Reproduce this listing in full.

Records from a collection

==*==

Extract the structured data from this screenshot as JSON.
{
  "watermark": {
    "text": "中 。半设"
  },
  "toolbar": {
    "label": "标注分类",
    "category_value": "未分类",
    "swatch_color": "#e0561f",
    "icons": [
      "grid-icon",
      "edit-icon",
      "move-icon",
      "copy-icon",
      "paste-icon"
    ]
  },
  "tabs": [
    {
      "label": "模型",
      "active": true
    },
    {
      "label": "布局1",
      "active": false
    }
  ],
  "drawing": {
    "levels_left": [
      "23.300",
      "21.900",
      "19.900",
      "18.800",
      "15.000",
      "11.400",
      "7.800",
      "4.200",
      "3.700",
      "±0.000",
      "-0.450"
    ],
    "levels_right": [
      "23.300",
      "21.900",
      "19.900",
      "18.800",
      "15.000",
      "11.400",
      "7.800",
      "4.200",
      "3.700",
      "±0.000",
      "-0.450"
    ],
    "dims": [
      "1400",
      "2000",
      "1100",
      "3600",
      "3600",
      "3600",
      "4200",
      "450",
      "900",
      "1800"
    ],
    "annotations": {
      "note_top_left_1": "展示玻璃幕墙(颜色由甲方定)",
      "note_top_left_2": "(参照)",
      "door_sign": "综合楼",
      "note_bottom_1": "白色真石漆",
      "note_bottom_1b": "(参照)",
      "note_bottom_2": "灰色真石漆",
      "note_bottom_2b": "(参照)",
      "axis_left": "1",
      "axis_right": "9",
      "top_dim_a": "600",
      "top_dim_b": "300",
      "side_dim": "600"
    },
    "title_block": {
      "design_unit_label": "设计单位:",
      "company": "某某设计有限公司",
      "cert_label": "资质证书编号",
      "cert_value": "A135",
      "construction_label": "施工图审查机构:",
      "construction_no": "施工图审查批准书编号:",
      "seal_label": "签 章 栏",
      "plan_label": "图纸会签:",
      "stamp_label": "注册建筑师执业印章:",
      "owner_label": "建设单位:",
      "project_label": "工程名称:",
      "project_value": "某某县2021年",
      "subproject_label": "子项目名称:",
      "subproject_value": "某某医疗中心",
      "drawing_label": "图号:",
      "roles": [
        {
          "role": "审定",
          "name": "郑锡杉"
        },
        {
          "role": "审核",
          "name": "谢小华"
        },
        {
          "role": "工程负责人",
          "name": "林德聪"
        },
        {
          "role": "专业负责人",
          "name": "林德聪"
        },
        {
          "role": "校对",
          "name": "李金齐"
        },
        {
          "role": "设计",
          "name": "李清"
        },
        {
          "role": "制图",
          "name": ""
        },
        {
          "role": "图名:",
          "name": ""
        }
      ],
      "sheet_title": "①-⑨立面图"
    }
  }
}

==*==

EXPECTED ANSWER —
Extract the structured data from this screenshot as JSON.
{
  "watermark": {
    "text": "中 。半设"
  },
  "toolbar": {
    "label": "标注分类",
    "category_value": "未分类",
    "swatch_color": "#e0561f",
    "icons": [
      "grid-icon",
      "edit-icon",
      "move-icon",
      "copy-icon",
      "paste-icon"
    ]
  },
  "tabs": [
    {
      "label": "模型",
      "active": true
    },
    {
      "label": "布局1",
      "active": false
    }
  ],
  "drawing": {
    "levels_left": [
      "23.300",
      "21.900",
      "19.900",
      "18.800",
      "15.000",
      "11.400",
      "7.800",
      "4.200",
      "3.700",
      "±0.000",
      "-0.450"
    ],
    "levels_right": [
      "23.300",
      "21.900",
      "19.900",
      "18.800",
      "15.000",
      "11.400",
      "7.800",
      "4.200",
      "3.700",
      "±0.000",
      "-0.450"
    ],
    "dims": [
      "1400",
      "2000",
      "1100",
      "3600",
      "3600",
      "3600",
      "4200",
      "450",
      "900",
      "1800"
    ],
    "annotations": {
      "note_top_left_1": "展示玻璃幕墙(颜色由甲方定)",
      "note_top_left_2": "(参照)",
      "door_sign": "综合楼",
      "note_bottom_1": "白色真石漆",
      "note_bottom_1b": "(参照)",
      "note_bottom_2": "灰色真石漆",
      "note_bottom_2b": "(参照)",
      "axis_left": "1",
      "axis_right": "9",
      "top_dim_a": "600",
      "top_dim_b": "300",
      "side_dim": "600"
    },
    "title_block": {
      "design_unit_label": "设计单位:",
      "company": "某某设计有限公司",
      "cert_label": "资质证书编号",
      "cert_value": "A135",
      "construction_label": "施工图审查机构:",
      "construction_no": "施工图审查批准书编号:",
      "seal_label": "签 章 栏",
      "plan_label": "图纸会签:",
      "stamp_label": "注册建筑师执业印章:",
      "owner_label": "建设单位:",
      "project_label": "工程名称:",
      "project_value": "某某县2021年",
      "subproject_label": "子项目名称:",
      "subproject_value": "某某医疗中心",
      "drawing_label": "图号:",
      "roles": [
        {
          "role": "审定",
          "name": "郑锡杉"
        },
        {
          "role": "审核",
          "name": "谢小华"
        },
        {
          "role": "工程负责人",
          "name": "林德聪"
        },
        {
          "role": "专业负责人",
          "name": "林德聪"
        },
        {
          "role": "校对",
          "name": "李金齐"
        },
        {
          "role": "设计",
          "name": "李清"
        },
        {
          "role": "制图",
          "name": ""
        },
        {
          "role": "图名:",
          "name": ""
        }
      ],
      "sheet_title": "①-⑨立面图"
    }
  }
}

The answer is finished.